**Task objective**
Will you output all of the data below exactly, omitting the images?

**Excerpted data**
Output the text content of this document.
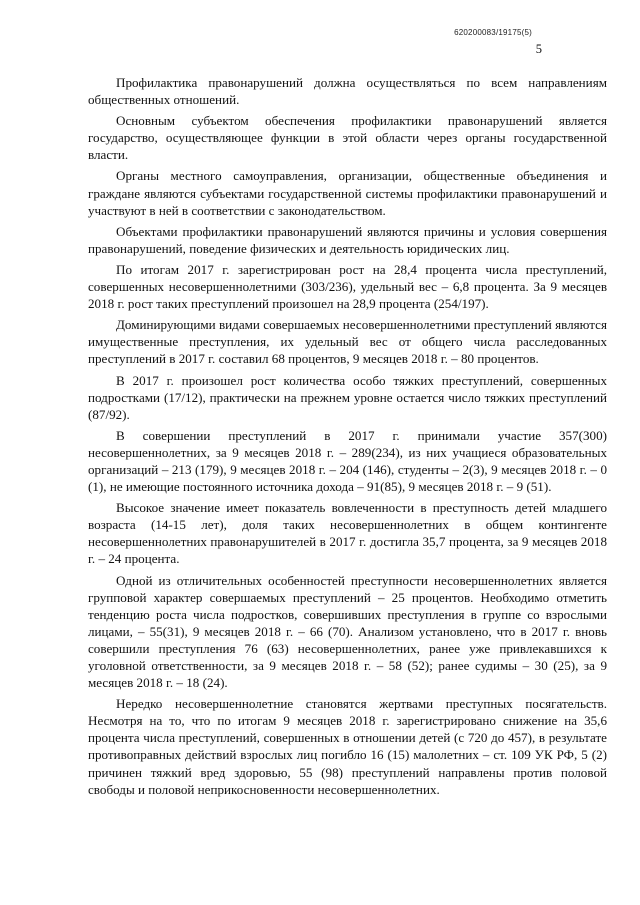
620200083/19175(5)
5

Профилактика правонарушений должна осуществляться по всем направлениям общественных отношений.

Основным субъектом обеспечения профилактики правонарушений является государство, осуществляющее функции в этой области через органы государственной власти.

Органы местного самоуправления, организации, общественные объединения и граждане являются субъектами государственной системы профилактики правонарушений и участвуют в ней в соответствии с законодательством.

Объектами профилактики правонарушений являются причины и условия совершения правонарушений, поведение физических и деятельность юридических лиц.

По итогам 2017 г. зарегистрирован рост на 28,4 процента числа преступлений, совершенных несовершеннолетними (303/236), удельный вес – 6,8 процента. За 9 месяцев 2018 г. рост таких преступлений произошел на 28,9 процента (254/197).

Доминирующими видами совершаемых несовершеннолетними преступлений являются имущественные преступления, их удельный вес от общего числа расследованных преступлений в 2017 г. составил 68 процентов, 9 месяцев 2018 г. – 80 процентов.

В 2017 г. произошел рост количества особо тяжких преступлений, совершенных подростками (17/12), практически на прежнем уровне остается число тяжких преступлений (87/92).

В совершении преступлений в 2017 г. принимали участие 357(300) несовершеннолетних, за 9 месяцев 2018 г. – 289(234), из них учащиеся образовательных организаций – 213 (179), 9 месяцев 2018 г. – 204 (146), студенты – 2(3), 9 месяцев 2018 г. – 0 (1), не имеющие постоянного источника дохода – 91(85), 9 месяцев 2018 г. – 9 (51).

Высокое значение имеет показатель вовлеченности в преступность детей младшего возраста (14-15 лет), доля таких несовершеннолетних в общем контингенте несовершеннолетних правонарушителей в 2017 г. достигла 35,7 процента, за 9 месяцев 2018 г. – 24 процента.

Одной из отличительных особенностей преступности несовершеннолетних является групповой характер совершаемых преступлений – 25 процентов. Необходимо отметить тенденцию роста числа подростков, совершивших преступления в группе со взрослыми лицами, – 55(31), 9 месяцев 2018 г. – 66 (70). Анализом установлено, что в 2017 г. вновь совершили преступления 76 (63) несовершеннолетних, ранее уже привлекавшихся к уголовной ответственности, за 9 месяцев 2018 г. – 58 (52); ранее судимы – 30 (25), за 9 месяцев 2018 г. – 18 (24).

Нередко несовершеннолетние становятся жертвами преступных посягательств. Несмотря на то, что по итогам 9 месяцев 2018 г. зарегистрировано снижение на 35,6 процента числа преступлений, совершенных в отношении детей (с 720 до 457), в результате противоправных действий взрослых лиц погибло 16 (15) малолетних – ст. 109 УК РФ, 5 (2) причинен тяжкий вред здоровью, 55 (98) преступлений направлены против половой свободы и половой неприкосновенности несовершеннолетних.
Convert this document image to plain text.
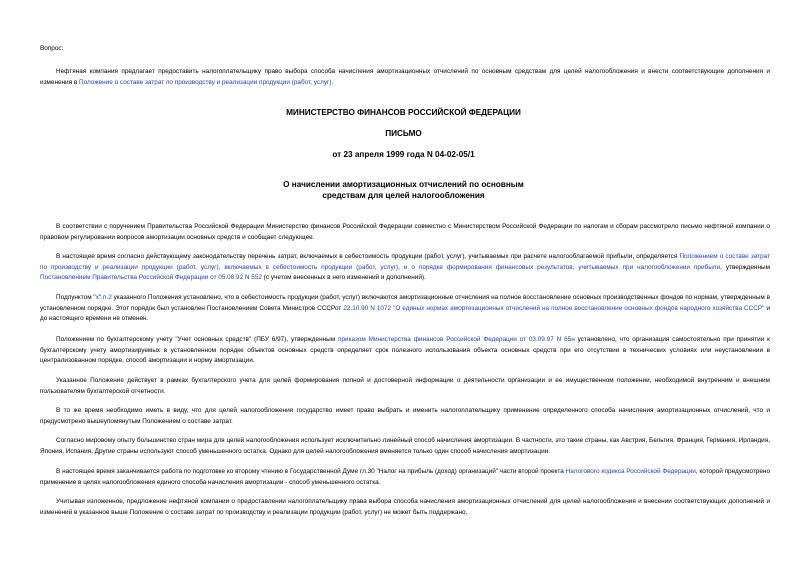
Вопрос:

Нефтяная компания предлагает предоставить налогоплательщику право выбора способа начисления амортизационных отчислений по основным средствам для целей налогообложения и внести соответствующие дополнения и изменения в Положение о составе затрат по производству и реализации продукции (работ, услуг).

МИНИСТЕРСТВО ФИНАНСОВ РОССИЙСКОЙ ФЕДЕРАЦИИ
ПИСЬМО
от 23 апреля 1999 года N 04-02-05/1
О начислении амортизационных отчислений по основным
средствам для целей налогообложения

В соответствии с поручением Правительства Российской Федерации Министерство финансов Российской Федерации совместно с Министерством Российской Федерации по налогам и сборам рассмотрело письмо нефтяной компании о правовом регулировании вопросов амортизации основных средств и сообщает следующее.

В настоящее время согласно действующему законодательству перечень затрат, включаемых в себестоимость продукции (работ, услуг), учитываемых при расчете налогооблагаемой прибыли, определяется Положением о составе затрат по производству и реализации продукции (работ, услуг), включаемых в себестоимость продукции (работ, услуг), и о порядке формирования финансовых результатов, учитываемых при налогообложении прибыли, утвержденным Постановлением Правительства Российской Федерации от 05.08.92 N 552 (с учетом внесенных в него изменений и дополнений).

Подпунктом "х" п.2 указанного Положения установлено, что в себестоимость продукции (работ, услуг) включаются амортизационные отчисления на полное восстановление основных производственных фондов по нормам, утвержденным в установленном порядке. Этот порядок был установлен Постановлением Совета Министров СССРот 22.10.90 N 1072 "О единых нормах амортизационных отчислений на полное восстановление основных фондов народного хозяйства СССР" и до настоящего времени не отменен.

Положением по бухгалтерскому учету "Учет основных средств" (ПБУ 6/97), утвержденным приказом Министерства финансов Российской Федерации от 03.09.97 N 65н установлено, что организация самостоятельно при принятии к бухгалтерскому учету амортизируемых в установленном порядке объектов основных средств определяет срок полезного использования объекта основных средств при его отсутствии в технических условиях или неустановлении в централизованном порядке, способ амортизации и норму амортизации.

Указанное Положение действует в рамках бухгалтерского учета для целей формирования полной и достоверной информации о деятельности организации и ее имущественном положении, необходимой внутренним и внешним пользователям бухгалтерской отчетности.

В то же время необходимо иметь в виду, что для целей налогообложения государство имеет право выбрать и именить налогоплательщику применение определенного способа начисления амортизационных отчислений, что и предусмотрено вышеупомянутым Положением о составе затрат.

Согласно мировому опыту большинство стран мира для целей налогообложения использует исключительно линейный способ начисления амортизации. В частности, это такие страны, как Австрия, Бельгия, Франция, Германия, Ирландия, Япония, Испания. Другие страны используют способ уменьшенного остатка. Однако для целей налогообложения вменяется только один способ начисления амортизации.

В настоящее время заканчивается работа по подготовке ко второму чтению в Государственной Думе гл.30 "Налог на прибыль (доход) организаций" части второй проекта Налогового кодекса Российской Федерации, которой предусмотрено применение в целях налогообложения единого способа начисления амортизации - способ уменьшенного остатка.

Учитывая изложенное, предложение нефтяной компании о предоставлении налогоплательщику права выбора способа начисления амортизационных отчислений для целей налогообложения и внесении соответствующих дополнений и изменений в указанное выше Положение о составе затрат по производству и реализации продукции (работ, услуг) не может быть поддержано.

**Result of this exercise**
Output the text content of this document.
620200083/19175(5)
5

Профилактика правонарушений должна осуществляться по всем направлениям общественных отношений.

Основным субъектом обеспечения профилактики правонарушений является государство, осуществляющее функции в этой области через органы государственной власти.

Органы местного самоуправления, организации, общественные объединения и граждане являются субъектами государственной системы профилактики правонарушений и участвуют в ней в соответствии с законодательством.

Объектами профилактики правонарушений являются причины и условия совершения правонарушений, поведение физических и деятельность юридических лиц.

По итогам 2017 г. зарегистрирован рост на 28,4 процента числа преступлений, совершенных несовершеннолетними (303/236), удельный вес – 6,8 процента. За 9 месяцев 2018 г. рост таких преступлений произошел на 28,9 процента (254/197).

Доминирующими видами совершаемых несовершеннолетними преступлений являются имущественные преступления, их удельный вес от общего числа расследованных преступлений в 2017 г. составил 68 процентов, 9 месяцев 2018 г. – 80 процентов.

В 2017 г. произошел рост количества особо тяжких преступлений, совершенных подростками (17/12), практически на прежнем уровне остается число тяжких преступлений (87/92).

В совершении преступлений в 2017 г. принимали участие 357(300) несовершеннолетних, за 9 месяцев 2018 г. – 289(234), из них учащиеся образовательных организаций – 213 (179), 9 месяцев 2018 г. – 204 (146), студенты – 2(3), 9 месяцев 2018 г. – 0 (1), не имеющие постоянного источника дохода – 91(85), 9 месяцев 2018 г. – 9 (51).

Высокое значение имеет показатель вовлеченности в преступность детей младшего возраста (14-15 лет), доля таких несовершеннолетних в общем контингенте несовершеннолетних правонарушителей в 2017 г. достигла 35,7 процента, за 9 месяцев 2018 г. – 24 процента.

Одной из отличительных особенностей преступности несовершеннолетних является групповой характер совершаемых преступлений – 25 процентов. Необходимо отметить тенденцию роста числа подростков, совершивших преступления в группе со взрослыми лицами, – 55(31), 9 месяцев 2018 г. – 66 (70). Анализом установлено, что в 2017 г. вновь совершили преступления 76 (63) несовершеннолетних, ранее уже привлекавшихся к уголовной ответственности, за 9 месяцев 2018 г. – 58 (52); ранее судимы – 30 (25), за 9 месяцев 2018 г. – 18 (24).

Нередко несовершеннолетние становятся жертвами преступных посягательств. Несмотря на то, что по итогам 9 месяцев 2018 г. зарегистрировано снижение на 35,6 процента числа преступлений, совершенных в отношении детей (с 720 до 457), в результате противоправных действий взрослых лиц погибло 16 (15) малолетних – ст. 109 УК РФ, 5 (2) причинен тяжкий вред здоровью, 55 (98) преступлений направлены против половой свободы и половой неприкосновенности несовершеннолетних.
Convert this document image to plain text.
Вопрос:

Нефтяная компания предлагает предоставить налогоплательщику право выбора способа начисления амортизационных отчислений по основным средствам для целей налогообложения и внести соответствующие дополнения и изменения в Положение о составе затрат по производству и реализации продукции (работ, услуг).

МИНИСТЕРСТВО ФИНАНСОВ РОССИЙСКОЙ ФЕДЕРАЦИИ
ПИСЬМО
от 23 апреля 1999 года N 04-02-05/1
О начислении амортизационных отчислений по основным
средствам для целей налогообложения

В соответствии с поручением Правительства Российской Федерации Министерство финансов Российской Федерации совместно с Министерством Российской Федерации по налогам и сборам рассмотрело письмо нефтяной компании о правовом регулировании вопросов амортизации основных средств и сообщает следующее.

В настоящее время согласно действующему законодательству перечень затрат, включаемых в себестоимость продукции (работ, услуг), учитываемых при расчете налогооблагаемой прибыли, определяется Положением о составе затрат по производству и реализации продукции (работ, услуг), включаемых в себестоимость продукции (работ, услуг), и о порядке формирования финансовых результатов, учитываемых при налогообложении прибыли, утвержденным Постановлением Правительства Российской Федерации от 05.08.92 N 552 (с учетом внесенных в него изменений и дополнений).

Подпунктом "х" п.2 указанного Положения установлено, что в себестоимость продукции (работ, услуг) включаются амортизационные отчисления на полное восстановление основных производственных фондов по нормам, утвержденным в установленном порядке. Этот порядок был установлен Постановлением Совета Министров СССРот 22.10.90 N 1072 "О единых нормах амортизационных отчислений на полное восстановление основных фондов народного хозяйства СССР" и до настоящего времени не отменен.

Положением по бухгалтерскому учету "Учет основных средств" (ПБУ 6/97), утвержденным приказом Министерства финансов Российской Федерации от 03.09.97 N 65н установлено, что организация самостоятельно при принятии к бухгалтерскому учету амортизируемых в установленном порядке объектов основных средств определяет срок полезного использования объекта основных средств при его отсутствии в технических условиях или неустановлении в централизованном порядке, способ амортизации и норму амортизации.

Указанное Положение действует в рамках бухгалтерского учета для целей формирования полной и достоверной информации о деятельности организации и ее имущественном положении, необходимой внутренним и внешним пользователям бухгалтерской отчетности.

В то же время необходимо иметь в виду, что для целей налогообложения государство имеет право выбрать и именить налогоплательщику применение определенного способа начисления амортизационных отчислений, что и предусмотрено вышеупомянутым Положением о составе затрат.

Согласно мировому опыту большинство стран мира для целей налогообложения использует исключительно линейный способ начисления амортизации. В частности, это такие страны, как Австрия, Бельгия, Франция, Германия, Ирландия, Япония, Испания. Другие страны используют способ уменьшенного остатка. Однако для целей налогообложения вменяется только один способ начисления амортизации.

В настоящее время заканчивается работа по подготовке ко второму чтению в Государственной Думе гл.30 "Налог на прибыль (доход) организаций" части второй проекта Налогового кодекса Российской Федерации, которой предусмотрено применение в целях налогообложения единого способа начисления амортизации - способ уменьшенного остатка.

Учитывая изложенное, предложение нефтяной компании о предоставлении налогоплательщику права выбора способа начисления амортизационных отчислений для целей налогообложения и внесении соответствующих дополнений и изменений в указанное выше Положение о составе затрат по производству и реализации продукции (работ, услуг) не может быть поддержано.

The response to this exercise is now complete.